### Direction:
Each record is to be transcribed exactly.

━━━━━━━━━━━━━━━━

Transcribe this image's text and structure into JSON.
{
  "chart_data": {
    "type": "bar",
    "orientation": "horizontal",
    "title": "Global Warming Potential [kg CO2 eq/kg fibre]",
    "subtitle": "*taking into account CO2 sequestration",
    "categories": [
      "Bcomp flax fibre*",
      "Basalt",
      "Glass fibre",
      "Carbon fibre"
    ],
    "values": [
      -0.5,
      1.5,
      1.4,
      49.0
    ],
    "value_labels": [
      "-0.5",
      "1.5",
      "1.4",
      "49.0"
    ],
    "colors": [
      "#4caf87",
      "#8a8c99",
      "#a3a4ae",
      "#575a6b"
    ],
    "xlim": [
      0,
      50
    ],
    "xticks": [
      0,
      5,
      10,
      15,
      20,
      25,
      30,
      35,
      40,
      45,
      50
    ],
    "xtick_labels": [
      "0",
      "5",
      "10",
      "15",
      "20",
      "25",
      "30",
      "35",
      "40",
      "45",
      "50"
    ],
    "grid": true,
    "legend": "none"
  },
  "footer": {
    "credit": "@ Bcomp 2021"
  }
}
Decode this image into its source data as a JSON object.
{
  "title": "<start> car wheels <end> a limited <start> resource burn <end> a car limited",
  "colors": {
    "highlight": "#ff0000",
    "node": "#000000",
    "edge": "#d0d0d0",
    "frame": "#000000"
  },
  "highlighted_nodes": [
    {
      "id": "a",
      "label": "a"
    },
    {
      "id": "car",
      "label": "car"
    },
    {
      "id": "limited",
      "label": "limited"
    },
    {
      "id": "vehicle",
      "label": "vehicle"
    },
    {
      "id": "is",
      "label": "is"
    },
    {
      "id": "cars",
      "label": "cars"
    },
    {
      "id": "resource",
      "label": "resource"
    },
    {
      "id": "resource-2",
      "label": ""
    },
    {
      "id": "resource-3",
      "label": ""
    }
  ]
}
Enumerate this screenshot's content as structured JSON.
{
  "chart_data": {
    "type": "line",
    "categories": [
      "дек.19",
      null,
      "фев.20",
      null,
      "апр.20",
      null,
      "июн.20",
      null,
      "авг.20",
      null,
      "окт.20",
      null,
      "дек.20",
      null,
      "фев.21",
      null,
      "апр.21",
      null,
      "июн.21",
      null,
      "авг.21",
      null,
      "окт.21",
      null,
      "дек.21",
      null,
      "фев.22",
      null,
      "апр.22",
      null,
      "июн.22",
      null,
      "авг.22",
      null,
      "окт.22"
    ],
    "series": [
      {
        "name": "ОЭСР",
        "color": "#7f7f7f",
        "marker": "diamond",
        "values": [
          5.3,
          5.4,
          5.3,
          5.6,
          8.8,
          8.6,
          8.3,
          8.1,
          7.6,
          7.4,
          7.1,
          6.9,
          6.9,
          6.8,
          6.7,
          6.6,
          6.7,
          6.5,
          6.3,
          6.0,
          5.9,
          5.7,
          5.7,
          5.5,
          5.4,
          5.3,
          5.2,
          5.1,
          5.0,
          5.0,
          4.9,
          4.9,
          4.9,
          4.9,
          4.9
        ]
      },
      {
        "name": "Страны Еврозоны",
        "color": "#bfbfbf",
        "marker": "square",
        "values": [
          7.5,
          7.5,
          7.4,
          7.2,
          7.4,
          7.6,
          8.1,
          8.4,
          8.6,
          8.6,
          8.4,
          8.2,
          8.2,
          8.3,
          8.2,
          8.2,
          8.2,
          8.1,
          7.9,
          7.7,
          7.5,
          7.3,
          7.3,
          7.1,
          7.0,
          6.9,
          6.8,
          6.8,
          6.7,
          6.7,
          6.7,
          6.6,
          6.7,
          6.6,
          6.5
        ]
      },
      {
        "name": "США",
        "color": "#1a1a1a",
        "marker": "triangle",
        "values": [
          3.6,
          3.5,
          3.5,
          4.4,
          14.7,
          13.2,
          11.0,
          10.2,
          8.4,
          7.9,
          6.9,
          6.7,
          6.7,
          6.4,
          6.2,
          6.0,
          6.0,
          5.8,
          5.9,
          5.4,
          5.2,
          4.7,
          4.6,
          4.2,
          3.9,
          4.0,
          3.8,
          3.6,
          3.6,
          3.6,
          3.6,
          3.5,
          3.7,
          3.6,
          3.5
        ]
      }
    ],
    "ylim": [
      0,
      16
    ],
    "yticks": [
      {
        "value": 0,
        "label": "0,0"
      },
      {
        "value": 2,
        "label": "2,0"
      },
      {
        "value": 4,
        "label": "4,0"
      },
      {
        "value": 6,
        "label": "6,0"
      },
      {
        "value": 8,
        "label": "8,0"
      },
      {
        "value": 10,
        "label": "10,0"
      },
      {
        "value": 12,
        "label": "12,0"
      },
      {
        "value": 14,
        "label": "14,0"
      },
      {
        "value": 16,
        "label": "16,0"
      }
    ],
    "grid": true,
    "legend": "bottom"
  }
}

━━━━━━━━━━━━━━━━

### Final result:
Transcribe this image's text and structure into JSON.
{
  "chart_data": {
    "type": "bar",
    "orientation": "horizontal",
    "title": "Global Warming Potential [kg CO2 eq/kg fibre]",
    "subtitle": "*taking into account CO2 sequestration",
    "categories": [
      "Bcomp flax fibre*",
      "Basalt",
      "Glass fibre",
      "Carbon fibre"
    ],
    "values": [
      -0.5,
      1.5,
      1.4,
      49.0
    ],
    "value_labels": [
      "-0.5",
      "1.5",
      "1.4",
      "49.0"
    ],
    "colors": [
      "#4caf87",
      "#8a8c99",
      "#a3a4ae",
      "#575a6b"
    ],
    "xlim": [
      0,
      50
    ],
    "xticks": [
      0,
      5,
      10,
      15,
      20,
      25,
      30,
      35,
      40,
      45,
      50
    ],
    "xtick_labels": [
      "0",
      "5",
      "10",
      "15",
      "20",
      "25",
      "30",
      "35",
      "40",
      "45",
      "50"
    ],
    "grid": true,
    "legend": "none"
  },
  "footer": {
    "credit": "@ Bcomp 2021"
  }
}
Decode this image into its source data as a JSON object.
{
  "title": "<start> car wheels <end> a limited <start> resource burn <end> a car limited",
  "colors": {
    "highlight": "#ff0000",
    "node": "#000000",
    "edge": "#d0d0d0",
    "frame": "#000000"
  },
  "highlighted_nodes": [
    {
      "id": "a",
      "label": "a"
    },
    {
      "id": "car",
      "label": "car"
    },
    {
      "id": "limited",
      "label": "limited"
    },
    {
      "id": "vehicle",
      "label": "vehicle"
    },
    {
      "id": "is",
      "label": "is"
    },
    {
      "id": "cars",
      "label": "cars"
    },
    {
      "id": "resource",
      "label": "resource"
    },
    {
      "id": "resource-2",
      "label": ""
    },
    {
      "id": "resource-3",
      "label": ""
    }
  ]
}
Enumerate this screenshot's content as structured JSON.
{
  "chart_data": {
    "type": "line",
    "categories": [
      "дек.19",
      null,
      "фев.20",
      null,
      "апр.20",
      null,
      "июн.20",
      null,
      "авг.20",
      null,
      "окт.20",
      null,
      "дек.20",
      null,
      "фев.21",
      null,
      "апр.21",
      null,
      "июн.21",
      null,
      "авг.21",
      null,
      "окт.21",
      null,
      "дек.21",
      null,
      "фев.22",
      null,
      "апр.22",
      null,
      "июн.22",
      null,
      "авг.22",
      null,
      "окт.22"
    ],
    "series": [
      {
        "name": "ОЭСР",
        "color": "#7f7f7f",
        "marker": "diamond",
        "values": [
          5.3,
          5.4,
          5.3,
          5.6,
          8.8,
          8.6,
          8.3,
          8.1,
          7.6,
          7.4,
          7.1,
          6.9,
          6.9,
          6.8,
          6.7,
          6.6,
          6.7,
          6.5,
          6.3,
          6.0,
          5.9,
          5.7,
          5.7,
          5.5,
          5.4,
          5.3,
          5.2,
          5.1,
          5.0,
          5.0,
          4.9,
          4.9,
          4.9,
          4.9,
          4.9
        ]
      },
      {
        "name": "Страны Еврозоны",
        "color": "#bfbfbf",
        "marker": "square",
        "values": [
          7.5,
          7.5,
          7.4,
          7.2,
          7.4,
          7.6,
          8.1,
          8.4,
          8.6,
          8.6,
          8.4,
          8.2,
          8.2,
          8.3,
          8.2,
          8.2,
          8.2,
          8.1,
          7.9,
          7.7,
          7.5,
          7.3,
          7.3,
          7.1,
          7.0,
          6.9,
          6.8,
          6.8,
          6.7,
          6.7,
          6.7,
          6.6,
          6.7,
          6.6,
          6.5
        ]
      },
      {
        "name": "США",
        "color": "#1a1a1a",
        "marker": "triangle",
        "values": [
          3.6,
          3.5,
          3.5,
          4.4,
          14.7,
          13.2,
          11.0,
          10.2,
          8.4,
          7.9,
          6.9,
          6.7,
          6.7,
          6.4,
          6.2,
          6.0,
          6.0,
          5.8,
          5.9,
          5.4,
          5.2,
          4.7,
          4.6,
          4.2,
          3.9,
          4.0,
          3.8,
          3.6,
          3.6,
          3.6,
          3.6,
          3.5,
          3.7,
          3.6,
          3.5
        ]
      }
    ],
    "ylim": [
      0,
      16
    ],
    "yticks": [
      {
        "value": 0,
        "label": "0,0"
      },
      {
        "value": 2,
        "label": "2,0"
      },
      {
        "value": 4,
        "label": "4,0"
      },
      {
        "value": 6,
        "label": "6,0"
      },
      {
        "value": 8,
        "label": "8,0"
      },
      {
        "value": 10,
        "label": "10,0"
      },
      {
        "value": 12,
        "label": "12,0"
      },
      {
        "value": 14,
        "label": "14,0"
      },
      {
        "value": 16,
        "label": "16,0"
      }
    ],
    "grid": true,
    "legend": "bottom"
  }
}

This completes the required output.